■ SUPPLIED DATA ■
--------------------------------

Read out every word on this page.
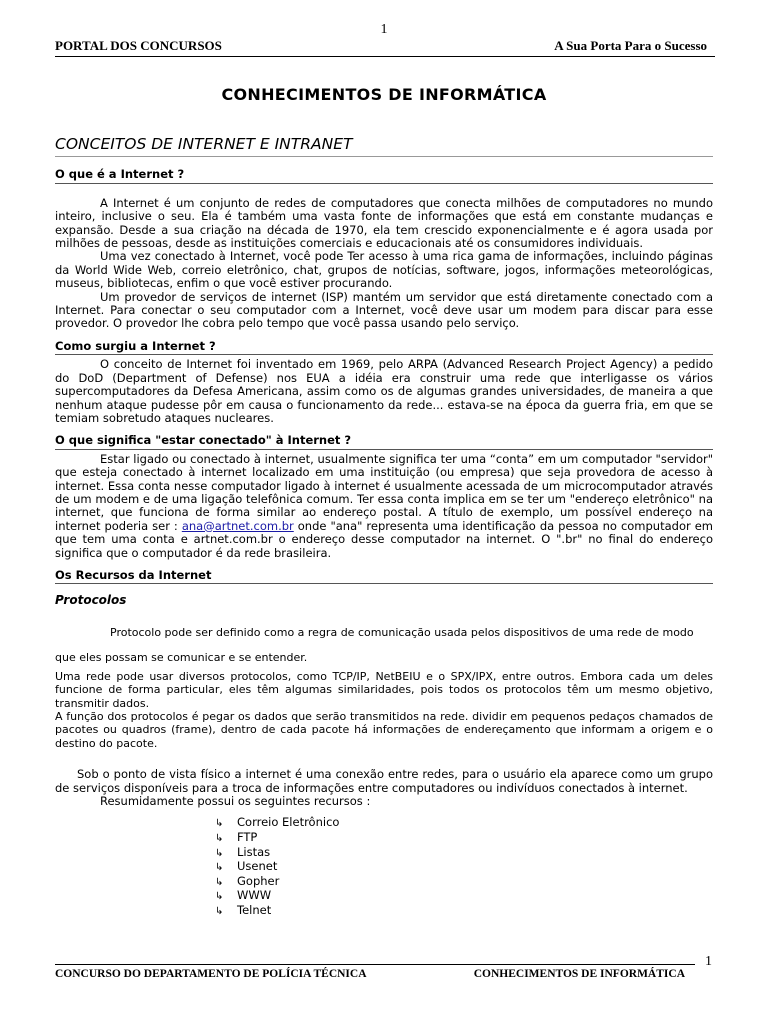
1
PORTAL DOS CONCURSOS	A Sua Porta Para o Sucesso
CONHECIMENTOS DE INFORMÁTICA
CONCEITOS DE INTERNET E INTRANET
O que é a Internet ?

A Internet é um conjunto de redes de computadores que conecta milhões de computadores no mundo inteiro, inclusive o seu. Ela é também uma vasta fonte de informações que está em constante mudanças e expansão. Desde a sua criação na década de 1970, ela tem crescido exponencialmente e é agora usada por milhões de pessoas, desde as instituições comerciais e educacionais até os consumidores individuais.

Uma vez conectado à Internet, você pode Ter acesso à uma rica gama de informações, incluindo páginas da World Wide Web, correio eletrônico, chat, grupos de notícias, software, jogos, informações meteorológicas, museus, bibliotecas, enfim o que você estiver procurando.

Um provedor de serviços de internet (ISP) mantém um servidor que está diretamente conectado com a Internet. Para conectar o seu computador com a Internet, você deve usar um modem para discar para esse provedor. O provedor lhe cobra pelo tempo que você passa usando pelo serviço.

Como surgiu a Internet ?

O conceito de Internet foi inventado em 1969, pelo ARPA (Advanced Research Project Agency) a pedido do DoD (Department of Defense) nos EUA a idéia era construir uma rede que interligasse os vários supercomputadores da Defesa Americana, assim como os de algumas grandes universidades, de maneira a que nenhum ataque pudesse pôr em causa o funcionamento da rede... estava-se na época da guerra fria, em que se temiam sobretudo ataques nucleares.

O que significa "estar conectado" à Internet ?

Estar ligado ou conectado à internet, usualmente significa ter uma “conta” em um computador "servidor" que esteja conectado à internet localizado em uma instituição (ou empresa) que seja provedora de acesso à internet. Essa conta nesse computador ligado à internet é usualmente acessada de um microcomputador através de um modem e de uma ligação telefônica comum. Ter essa conta implica em se ter um "endereço eletrônico" na internet, que funciona de forma similar ao endereço postal. A título de exemplo, um possível endereço na internet poderia ser : ana@artnet.com.br onde "ana" representa uma identificação da pessoa no computador em que tem uma conta e artnet.com.br o endereço desse computador na internet. O ".br" no final do endereço significa que o computador é da rede brasileira.

Os Recursos da Internet
Protocolos

Protocolo pode ser definido como a regra de comunicação usada pelos dispositivos de uma rede de modo que eles possam se comunicar e se entender.

Uma rede pode usar diversos protocolos, como TCP/IP, NetBEIU e o SPX/IPX, entre outros. Embora cada um deles funcione de forma particular, eles têm algumas similaridades, pois todos os protocolos têm um mesmo objetivo, transmitir dados.

A função dos protocolos é pegar os dados que serão transmitidos na rede. dividir em pequenos pedaços chamados de pacotes ou quadros (frame), dentro de cada pacote há informações de endereçamento que informam a origem e o destino do pacote.

Sob o ponto de vista físico a internet é uma conexão entre redes, para o usuário ela aparece como um grupo de serviços disponíveis para a troca de informações entre computadores ou indivíduos conectados à internet.

Resumidamente possui os seguintes recursos :

↳ Correio Eletrônico
↳ FTP
↳ Listas
↳ Usenet
↳ Gopher
↳ WWW
↳ Telnet
1
CONCURSO DO DEPARTAMENTO DE POLÍCIA TÉCNICA	CONHECIMENTOS DE INFORMÁTICA
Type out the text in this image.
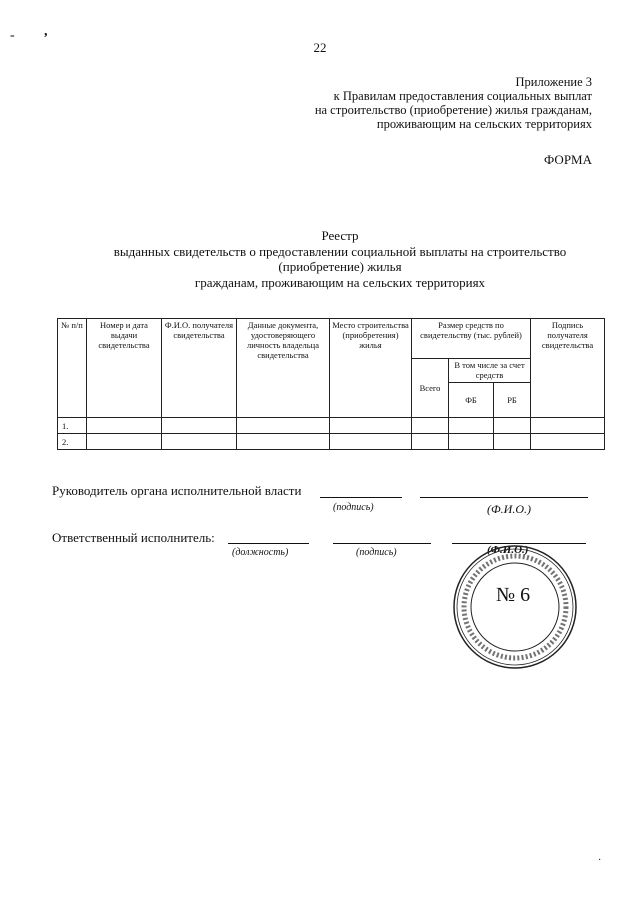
- ,
22
Приложение 3
к Правилам предоставления социальных выплат
на строительство (приобретение) жилья гражданам,
проживающим на сельских территориях
ФОРМА
Реестр
выданных свидетельств о предоставлении социальной выплаты на строительство
(приобретение) жилья
гражданам, проживающим на сельских территориях
№ п/п	Номер и дата выдачи свидетельства	Ф.И.О. получателя свидетельства	Данные документа, удостоверяющего личность владельца свидетельства	Место строительства (приобретения) жилья	Размер средств по свидетельству (тыс. рублей)			Подпись получателя свидетельства
					Всего	В том числе за счет средств		
						ФБ	РБ	
1.								
2.								
Руководитель органа исполнительной власти
(подпись)	(Ф.И.О.)
Ответственный исполнитель:
(должность)	(подпись)	(Ф.И.О.)
№ 6
·
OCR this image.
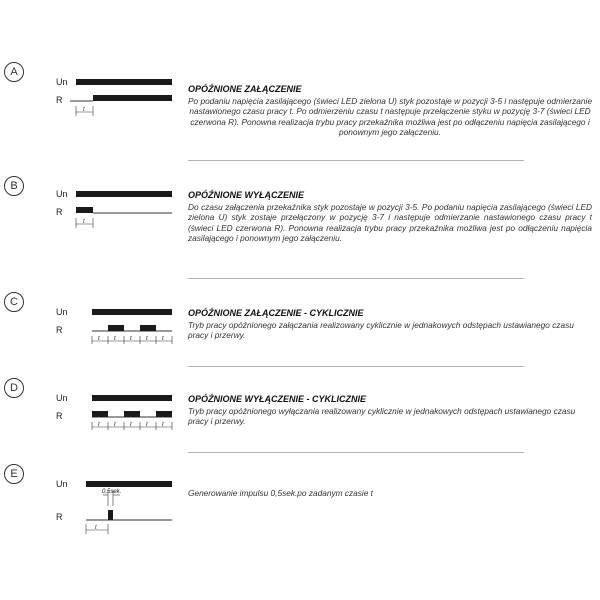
A
Un
R
t
OPÓŹNIONE ZAŁĄCZENIE
Po podaniu napięcia zasilającego (świeci LED zielona U) styk pozostaje w pozycji 3-5 i następuje odmierzanie nastawionego czasu pracy t. Po odmierzeniu czasu t następuje przełączenie styku w pozycję 3-7 (świeci LED czerwona R). Ponowna realizacja trybu pracy przekaźnika możliwa jest po odłączeniu napięcia zasilającego i ponownym jego załączeniu.
B
Un
R
t
OPÓŹNIONE WYŁĄCZENIE
Do czasu załączenia przekaźnika styk pozostaje w pozycji 3-5. Po podaniu napięcia zasilającego (świeci LED zielona U) styk zostaje przełączony w pozycję 3-7 i następuje odmierzanie nastawionego czasu pracy t (świeci LED czerwona R). Ponowna realizacja trybu pracy przekaźnika możliwa jest po odłączeniu napięcia zasilającego i ponownym jego załączeniu.
C
Un
R
t t t t t
OPÓŹNIONE ZAŁĄCZENIE - CYKLICZNIE
Tryb pracy opóźnionego załączania realizowany cyklicznie w jednakowych odstępach ustawianego czasu pracy i przerwy.
D
Un
R
t t t t t
OPÓŹNIONE WYŁĄCZENIE - CYKLICZNIE
Tryb pracy opóźnionego wyłączania realizowany cyklicznie w jednakowych odstępach ustawianego czasu pracy i przerwy.
E
Un
R
0,5sek.
t
Generowanie impulsu 0,5sek.po zadanym czasie t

--------------------------------

■ TASK OBJECTIVE ■
Transcribe exactly the portion of the material above that runs from the line containing "OCR this image." through its last line, omitting all pictures.

■ COMPLETED TASK ■
OCR this image.
A
Un
R
t
OPÓŹNIONE ZAŁĄCZENIE
Po podaniu napięcia zasilającego (świeci LED zielona U) styk pozostaje w pozycji 3-5 i następuje odmierzanie nastawionego czasu pracy t. Po odmierzeniu czasu t następuje przełączenie styku w pozycję 3-7 (świeci LED czerwona R). Ponowna realizacja trybu pracy przekaźnika możliwa jest po odłączeniu napięcia zasilającego i ponownym jego załączeniu.
B
Un
R
t
OPÓŹNIONE WYŁĄCZENIE
Do czasu załączenia przekaźnika styk pozostaje w pozycji 3-5. Po podaniu napięcia zasilającego (świeci LED zielona U) styk zostaje przełączony w pozycję 3-7 i następuje odmierzanie nastawionego czasu pracy t (świeci LED czerwona R). Ponowna realizacja trybu pracy przekaźnika możliwa jest po odłączeniu napięcia zasilającego i ponownym jego załączeniu.
C
Un
R
t t t t t
OPÓŹNIONE ZAŁĄCZENIE - CYKLICZNIE
Tryb pracy opóźnionego załączania realizowany cyklicznie w jednakowych odstępach ustawianego czasu pracy i przerwy.
D
Un
R
t t t t t
OPÓŹNIONE WYŁĄCZENIE - CYKLICZNIE
Tryb pracy opóźnionego wyłączania realizowany cyklicznie w jednakowych odstępach ustawianego czasu pracy i przerwy.
E
Un
R
0,5sek.
t
Generowanie impulsu 0,5sek.po zadanym czasie t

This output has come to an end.